------ Provided entries

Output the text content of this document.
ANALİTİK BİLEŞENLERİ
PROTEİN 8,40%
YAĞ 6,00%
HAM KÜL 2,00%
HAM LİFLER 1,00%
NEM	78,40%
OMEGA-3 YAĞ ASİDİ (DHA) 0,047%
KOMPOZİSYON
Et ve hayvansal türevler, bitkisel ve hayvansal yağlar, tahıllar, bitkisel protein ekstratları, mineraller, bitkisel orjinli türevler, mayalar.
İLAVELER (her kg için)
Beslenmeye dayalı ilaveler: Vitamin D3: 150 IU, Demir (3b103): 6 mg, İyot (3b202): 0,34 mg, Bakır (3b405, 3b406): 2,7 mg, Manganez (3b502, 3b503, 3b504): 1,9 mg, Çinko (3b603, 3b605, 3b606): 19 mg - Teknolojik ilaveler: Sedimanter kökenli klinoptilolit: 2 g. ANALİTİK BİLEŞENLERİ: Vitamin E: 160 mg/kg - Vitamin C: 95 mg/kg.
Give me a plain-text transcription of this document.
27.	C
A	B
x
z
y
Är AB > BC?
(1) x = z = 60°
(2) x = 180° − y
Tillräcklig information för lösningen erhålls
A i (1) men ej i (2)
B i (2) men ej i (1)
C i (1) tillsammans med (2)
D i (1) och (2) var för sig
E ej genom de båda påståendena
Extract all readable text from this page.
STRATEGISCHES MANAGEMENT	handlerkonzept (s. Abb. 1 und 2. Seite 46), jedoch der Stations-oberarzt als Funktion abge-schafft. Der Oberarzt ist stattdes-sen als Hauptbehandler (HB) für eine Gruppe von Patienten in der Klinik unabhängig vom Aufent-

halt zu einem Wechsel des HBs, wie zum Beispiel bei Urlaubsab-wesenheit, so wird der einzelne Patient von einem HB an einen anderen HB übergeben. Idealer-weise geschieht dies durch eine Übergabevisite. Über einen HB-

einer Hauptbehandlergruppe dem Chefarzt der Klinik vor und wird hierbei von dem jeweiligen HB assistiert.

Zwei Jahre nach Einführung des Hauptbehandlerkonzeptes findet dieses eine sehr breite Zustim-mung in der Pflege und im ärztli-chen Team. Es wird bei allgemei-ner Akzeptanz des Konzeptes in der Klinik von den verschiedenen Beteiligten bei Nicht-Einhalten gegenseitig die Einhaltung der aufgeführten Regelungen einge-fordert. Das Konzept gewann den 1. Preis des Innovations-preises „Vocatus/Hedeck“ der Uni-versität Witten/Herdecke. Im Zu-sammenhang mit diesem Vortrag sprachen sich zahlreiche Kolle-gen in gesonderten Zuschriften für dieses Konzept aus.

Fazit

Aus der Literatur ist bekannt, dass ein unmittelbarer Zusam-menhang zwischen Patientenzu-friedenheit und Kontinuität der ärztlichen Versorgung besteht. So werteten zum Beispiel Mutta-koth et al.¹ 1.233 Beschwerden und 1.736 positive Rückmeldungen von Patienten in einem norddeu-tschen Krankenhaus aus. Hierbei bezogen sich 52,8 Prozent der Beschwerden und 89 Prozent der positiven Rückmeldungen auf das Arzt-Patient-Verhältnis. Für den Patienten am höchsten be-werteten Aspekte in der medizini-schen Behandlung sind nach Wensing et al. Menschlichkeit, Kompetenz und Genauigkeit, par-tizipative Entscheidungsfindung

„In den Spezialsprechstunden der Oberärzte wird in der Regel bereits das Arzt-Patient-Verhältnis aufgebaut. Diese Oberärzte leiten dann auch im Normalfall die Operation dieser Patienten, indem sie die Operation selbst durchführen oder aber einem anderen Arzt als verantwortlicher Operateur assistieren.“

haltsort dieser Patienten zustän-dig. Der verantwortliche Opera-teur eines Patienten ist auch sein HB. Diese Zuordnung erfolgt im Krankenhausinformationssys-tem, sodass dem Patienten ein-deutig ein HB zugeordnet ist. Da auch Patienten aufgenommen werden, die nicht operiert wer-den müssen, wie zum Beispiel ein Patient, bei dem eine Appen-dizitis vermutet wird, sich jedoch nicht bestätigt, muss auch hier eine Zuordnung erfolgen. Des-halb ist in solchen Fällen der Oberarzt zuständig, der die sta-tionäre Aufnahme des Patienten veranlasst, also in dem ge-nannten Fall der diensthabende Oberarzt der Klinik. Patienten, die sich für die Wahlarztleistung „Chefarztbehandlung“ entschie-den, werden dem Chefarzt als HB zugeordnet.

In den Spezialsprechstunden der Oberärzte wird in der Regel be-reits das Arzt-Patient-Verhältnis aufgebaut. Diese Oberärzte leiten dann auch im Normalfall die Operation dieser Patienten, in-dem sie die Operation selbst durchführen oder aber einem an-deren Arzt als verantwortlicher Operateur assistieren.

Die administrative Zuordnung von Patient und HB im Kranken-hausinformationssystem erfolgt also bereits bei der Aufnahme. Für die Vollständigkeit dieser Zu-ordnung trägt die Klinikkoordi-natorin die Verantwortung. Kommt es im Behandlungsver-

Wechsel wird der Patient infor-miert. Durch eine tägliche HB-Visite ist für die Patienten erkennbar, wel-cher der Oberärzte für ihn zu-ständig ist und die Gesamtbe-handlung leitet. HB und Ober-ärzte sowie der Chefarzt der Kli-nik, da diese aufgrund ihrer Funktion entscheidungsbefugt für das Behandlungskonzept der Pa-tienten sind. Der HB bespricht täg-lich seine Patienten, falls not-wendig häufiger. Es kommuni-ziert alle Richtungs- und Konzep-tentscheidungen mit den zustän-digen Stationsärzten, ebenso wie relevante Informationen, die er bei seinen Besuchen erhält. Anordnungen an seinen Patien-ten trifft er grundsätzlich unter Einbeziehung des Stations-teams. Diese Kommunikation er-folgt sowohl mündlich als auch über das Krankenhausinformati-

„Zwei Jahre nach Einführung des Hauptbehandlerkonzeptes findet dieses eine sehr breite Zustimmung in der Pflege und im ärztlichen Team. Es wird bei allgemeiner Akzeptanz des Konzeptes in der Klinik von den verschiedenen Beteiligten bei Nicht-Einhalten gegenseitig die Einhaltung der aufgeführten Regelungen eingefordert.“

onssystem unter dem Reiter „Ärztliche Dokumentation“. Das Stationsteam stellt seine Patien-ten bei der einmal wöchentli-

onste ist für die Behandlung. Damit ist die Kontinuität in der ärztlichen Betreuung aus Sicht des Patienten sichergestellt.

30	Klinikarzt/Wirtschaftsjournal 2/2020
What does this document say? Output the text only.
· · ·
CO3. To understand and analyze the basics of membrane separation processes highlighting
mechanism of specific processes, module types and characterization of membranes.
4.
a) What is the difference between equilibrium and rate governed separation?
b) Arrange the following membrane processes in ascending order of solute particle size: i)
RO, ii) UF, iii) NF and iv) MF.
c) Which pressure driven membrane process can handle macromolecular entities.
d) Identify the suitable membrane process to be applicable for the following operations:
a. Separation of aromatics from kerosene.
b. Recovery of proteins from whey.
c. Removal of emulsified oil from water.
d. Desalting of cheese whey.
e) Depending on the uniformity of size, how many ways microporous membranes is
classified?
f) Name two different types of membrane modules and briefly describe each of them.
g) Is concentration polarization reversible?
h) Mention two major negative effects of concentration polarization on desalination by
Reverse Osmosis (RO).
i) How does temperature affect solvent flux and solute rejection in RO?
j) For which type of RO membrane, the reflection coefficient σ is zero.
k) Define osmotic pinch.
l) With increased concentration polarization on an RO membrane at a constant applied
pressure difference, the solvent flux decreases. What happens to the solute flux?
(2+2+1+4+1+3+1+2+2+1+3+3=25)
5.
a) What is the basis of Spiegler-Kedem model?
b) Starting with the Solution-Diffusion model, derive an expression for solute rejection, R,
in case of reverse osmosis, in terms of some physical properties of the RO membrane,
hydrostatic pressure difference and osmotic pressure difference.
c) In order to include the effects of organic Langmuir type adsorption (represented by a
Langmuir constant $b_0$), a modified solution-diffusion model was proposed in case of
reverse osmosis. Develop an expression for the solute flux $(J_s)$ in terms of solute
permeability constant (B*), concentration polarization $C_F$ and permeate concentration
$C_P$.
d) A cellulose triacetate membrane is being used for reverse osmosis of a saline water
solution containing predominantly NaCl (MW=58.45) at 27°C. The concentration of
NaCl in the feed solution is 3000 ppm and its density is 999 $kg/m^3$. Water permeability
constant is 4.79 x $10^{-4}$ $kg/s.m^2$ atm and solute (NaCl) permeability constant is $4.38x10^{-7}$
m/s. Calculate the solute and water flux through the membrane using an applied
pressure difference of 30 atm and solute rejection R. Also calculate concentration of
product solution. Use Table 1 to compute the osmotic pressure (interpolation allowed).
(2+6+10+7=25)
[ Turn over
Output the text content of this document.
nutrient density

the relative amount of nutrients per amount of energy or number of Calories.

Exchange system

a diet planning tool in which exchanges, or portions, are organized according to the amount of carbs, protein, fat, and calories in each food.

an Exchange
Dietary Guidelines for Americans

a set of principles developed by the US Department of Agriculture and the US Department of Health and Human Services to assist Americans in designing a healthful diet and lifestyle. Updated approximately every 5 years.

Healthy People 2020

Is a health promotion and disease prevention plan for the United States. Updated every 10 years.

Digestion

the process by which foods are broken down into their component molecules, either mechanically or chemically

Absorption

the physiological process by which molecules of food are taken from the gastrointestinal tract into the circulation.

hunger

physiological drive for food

------------

Copy out, from the listing above, every line that contains the word "types".

=== Answer to the exercise ===
mechanism of specific processes, module types and characterization of membranes.
f) Name two different types of membrane modules and briefly describe each of them.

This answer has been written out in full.